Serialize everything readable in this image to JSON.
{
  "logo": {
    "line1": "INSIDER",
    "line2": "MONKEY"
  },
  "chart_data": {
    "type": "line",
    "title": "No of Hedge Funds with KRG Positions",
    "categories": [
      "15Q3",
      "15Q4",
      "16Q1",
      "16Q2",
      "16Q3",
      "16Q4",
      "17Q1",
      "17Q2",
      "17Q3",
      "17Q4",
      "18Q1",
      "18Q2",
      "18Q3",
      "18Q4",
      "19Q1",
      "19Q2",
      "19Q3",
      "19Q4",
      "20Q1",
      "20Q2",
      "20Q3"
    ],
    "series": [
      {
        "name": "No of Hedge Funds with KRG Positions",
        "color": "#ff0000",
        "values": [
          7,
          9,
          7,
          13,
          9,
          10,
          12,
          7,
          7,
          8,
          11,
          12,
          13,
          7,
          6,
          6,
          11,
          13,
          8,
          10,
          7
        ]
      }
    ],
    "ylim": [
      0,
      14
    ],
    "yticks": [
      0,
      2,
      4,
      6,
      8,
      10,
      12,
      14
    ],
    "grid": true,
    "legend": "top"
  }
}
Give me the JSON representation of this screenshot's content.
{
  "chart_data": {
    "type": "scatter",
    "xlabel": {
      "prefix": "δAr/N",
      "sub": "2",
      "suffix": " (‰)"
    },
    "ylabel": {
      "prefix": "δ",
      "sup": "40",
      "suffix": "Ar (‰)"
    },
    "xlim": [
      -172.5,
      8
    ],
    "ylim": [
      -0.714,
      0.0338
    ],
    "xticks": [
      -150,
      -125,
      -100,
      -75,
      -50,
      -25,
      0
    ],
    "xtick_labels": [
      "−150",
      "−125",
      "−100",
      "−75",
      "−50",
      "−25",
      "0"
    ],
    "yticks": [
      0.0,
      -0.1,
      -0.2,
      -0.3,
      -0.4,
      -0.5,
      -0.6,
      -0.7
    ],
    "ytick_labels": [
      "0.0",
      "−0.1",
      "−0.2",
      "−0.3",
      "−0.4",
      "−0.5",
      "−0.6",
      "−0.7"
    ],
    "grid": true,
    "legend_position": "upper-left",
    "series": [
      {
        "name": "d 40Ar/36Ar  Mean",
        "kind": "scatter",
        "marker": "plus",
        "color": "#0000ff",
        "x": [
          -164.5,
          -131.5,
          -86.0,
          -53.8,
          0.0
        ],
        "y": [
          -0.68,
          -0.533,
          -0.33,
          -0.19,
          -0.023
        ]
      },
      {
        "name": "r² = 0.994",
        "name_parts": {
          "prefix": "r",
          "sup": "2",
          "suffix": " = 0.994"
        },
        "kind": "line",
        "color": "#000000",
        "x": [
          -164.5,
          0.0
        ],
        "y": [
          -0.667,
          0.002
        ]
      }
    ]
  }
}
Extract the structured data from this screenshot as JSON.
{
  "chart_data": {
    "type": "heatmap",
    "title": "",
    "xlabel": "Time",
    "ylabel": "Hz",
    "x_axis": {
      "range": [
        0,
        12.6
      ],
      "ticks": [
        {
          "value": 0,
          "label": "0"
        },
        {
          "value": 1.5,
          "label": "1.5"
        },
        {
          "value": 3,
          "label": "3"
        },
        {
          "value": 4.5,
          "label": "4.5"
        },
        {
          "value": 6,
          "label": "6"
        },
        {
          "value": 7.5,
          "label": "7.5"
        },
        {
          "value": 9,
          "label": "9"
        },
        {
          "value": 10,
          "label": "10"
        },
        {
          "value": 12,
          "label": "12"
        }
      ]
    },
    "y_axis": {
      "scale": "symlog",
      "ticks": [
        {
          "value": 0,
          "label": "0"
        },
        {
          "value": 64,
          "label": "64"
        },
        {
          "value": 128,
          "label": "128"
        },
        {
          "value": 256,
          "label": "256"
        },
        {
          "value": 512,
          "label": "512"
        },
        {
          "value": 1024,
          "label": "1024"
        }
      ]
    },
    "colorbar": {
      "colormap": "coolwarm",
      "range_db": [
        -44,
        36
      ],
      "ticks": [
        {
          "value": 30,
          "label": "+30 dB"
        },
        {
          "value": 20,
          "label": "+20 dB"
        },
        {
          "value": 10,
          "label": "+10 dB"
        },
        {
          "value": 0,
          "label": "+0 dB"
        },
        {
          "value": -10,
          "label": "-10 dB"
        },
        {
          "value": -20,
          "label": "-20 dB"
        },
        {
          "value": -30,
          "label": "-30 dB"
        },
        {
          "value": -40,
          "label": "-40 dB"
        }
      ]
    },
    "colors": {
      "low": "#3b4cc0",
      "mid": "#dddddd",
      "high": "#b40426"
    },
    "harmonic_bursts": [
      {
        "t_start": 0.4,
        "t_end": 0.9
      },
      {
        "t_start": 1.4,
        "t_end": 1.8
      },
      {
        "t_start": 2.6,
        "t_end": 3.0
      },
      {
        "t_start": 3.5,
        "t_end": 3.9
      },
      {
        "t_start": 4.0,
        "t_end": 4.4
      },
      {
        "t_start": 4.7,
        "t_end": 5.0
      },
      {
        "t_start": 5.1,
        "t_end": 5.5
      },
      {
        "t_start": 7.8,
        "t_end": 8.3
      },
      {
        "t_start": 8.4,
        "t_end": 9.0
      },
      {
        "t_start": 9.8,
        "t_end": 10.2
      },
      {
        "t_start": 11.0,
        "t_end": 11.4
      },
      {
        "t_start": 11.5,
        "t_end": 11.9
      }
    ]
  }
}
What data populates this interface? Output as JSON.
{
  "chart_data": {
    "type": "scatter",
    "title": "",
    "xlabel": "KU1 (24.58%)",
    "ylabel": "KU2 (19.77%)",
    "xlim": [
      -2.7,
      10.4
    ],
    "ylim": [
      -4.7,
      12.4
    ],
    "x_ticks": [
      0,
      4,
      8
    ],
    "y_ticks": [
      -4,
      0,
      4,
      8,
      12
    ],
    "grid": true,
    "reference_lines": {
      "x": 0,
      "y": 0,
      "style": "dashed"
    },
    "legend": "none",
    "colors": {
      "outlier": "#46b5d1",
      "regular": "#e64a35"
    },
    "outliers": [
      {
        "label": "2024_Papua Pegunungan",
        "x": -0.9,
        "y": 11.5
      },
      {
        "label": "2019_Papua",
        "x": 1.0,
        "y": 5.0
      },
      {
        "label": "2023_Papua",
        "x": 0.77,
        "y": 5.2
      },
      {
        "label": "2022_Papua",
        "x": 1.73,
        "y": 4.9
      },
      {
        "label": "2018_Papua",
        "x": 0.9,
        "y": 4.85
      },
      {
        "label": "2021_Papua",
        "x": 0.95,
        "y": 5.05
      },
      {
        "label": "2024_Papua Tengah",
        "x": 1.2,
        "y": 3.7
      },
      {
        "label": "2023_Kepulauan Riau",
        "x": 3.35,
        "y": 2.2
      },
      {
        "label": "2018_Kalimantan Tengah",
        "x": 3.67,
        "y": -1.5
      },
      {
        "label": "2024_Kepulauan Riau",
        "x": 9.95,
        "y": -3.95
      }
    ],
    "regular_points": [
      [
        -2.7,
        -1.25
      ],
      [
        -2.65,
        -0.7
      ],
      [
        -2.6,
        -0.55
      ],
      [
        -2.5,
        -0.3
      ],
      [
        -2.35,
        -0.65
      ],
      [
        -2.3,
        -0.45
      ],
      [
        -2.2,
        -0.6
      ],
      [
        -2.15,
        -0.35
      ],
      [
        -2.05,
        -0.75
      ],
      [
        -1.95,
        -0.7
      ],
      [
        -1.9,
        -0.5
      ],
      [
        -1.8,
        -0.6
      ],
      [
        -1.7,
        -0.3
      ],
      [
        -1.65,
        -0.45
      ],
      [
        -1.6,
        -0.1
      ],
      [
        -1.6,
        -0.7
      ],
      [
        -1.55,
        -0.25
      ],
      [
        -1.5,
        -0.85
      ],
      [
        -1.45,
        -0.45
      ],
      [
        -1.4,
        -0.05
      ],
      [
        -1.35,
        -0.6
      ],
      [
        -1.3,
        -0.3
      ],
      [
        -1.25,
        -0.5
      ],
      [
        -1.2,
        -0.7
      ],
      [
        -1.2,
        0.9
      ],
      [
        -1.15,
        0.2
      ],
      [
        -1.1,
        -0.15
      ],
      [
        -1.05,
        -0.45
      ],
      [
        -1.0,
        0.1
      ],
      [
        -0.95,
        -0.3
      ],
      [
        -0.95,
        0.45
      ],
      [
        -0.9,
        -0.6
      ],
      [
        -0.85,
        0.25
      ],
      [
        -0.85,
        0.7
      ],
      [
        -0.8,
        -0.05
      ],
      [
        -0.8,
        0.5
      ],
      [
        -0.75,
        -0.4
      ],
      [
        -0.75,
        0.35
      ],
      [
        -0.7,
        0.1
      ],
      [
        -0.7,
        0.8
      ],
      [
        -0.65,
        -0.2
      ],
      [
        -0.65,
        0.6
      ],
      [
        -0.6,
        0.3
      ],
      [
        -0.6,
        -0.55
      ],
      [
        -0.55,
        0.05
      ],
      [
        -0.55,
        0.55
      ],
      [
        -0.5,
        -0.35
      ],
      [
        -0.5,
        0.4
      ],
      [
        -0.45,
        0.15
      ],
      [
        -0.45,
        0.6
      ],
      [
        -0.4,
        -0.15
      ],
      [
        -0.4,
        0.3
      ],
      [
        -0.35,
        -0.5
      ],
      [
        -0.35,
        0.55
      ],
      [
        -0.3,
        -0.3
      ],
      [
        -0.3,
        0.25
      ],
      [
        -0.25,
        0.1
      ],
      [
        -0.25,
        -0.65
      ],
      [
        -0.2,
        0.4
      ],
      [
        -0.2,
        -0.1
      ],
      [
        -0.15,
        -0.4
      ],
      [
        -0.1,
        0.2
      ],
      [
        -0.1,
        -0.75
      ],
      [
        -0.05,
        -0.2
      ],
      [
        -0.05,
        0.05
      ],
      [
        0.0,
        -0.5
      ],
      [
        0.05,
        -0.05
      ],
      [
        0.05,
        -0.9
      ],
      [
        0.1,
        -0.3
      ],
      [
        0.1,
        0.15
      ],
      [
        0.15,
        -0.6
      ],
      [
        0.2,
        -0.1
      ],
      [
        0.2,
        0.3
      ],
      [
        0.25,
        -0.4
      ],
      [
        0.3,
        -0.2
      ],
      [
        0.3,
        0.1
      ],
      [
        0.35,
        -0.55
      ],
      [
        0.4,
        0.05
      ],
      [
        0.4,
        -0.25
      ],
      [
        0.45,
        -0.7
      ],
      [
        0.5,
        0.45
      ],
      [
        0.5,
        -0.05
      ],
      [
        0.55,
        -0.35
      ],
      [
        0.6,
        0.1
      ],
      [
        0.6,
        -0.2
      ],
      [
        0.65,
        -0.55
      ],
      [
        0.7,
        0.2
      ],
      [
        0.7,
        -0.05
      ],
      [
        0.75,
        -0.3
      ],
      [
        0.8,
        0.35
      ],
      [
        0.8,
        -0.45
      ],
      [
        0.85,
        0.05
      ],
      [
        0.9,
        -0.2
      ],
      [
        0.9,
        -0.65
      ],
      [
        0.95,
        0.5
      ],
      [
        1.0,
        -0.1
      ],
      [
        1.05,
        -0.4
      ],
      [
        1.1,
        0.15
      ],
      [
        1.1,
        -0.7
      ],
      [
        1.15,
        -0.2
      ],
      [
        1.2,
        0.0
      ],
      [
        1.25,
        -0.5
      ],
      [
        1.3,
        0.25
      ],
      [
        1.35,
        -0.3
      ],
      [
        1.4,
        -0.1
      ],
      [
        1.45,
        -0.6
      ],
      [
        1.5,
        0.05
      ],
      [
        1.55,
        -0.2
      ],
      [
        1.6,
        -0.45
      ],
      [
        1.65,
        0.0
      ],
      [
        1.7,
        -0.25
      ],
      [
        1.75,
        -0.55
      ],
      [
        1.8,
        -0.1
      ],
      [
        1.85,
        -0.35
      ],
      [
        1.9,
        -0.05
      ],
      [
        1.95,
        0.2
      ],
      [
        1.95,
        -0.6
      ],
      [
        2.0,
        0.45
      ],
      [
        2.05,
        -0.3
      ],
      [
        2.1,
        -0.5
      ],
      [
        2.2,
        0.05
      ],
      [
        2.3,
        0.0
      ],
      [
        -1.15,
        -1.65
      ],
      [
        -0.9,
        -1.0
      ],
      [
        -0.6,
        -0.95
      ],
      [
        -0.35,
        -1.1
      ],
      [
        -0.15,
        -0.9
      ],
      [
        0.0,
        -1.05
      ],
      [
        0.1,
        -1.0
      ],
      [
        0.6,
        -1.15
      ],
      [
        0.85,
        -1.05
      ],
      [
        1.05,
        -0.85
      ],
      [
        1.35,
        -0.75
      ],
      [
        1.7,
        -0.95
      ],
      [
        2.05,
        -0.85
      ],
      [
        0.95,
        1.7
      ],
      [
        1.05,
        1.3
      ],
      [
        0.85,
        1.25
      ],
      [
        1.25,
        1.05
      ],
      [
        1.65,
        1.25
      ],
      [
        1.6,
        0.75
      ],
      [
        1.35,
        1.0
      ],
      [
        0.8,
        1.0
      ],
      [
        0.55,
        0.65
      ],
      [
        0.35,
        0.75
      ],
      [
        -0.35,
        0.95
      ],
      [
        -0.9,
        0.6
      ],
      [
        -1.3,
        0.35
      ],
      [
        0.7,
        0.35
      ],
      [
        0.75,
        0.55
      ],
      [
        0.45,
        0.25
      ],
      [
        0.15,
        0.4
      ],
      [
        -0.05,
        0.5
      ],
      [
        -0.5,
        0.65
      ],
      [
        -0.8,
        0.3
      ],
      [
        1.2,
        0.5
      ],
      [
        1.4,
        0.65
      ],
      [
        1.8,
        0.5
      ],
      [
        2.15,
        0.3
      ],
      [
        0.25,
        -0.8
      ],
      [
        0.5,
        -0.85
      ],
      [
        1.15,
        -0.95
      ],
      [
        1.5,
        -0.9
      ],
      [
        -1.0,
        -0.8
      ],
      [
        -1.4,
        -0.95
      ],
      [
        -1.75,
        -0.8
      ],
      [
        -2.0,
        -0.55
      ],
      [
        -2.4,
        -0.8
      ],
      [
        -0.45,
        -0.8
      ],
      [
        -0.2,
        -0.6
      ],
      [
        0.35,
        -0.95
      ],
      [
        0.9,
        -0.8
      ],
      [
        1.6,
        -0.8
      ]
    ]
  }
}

* WRITTEN INSTRUCTION *
For each line of the listing that holds the word "with", show that line.

* WRITTEN RESPONSE *
    "title": "No of Hedge Funds with KRG Positions",
        "name": "No of Hedge Funds with KRG Positions",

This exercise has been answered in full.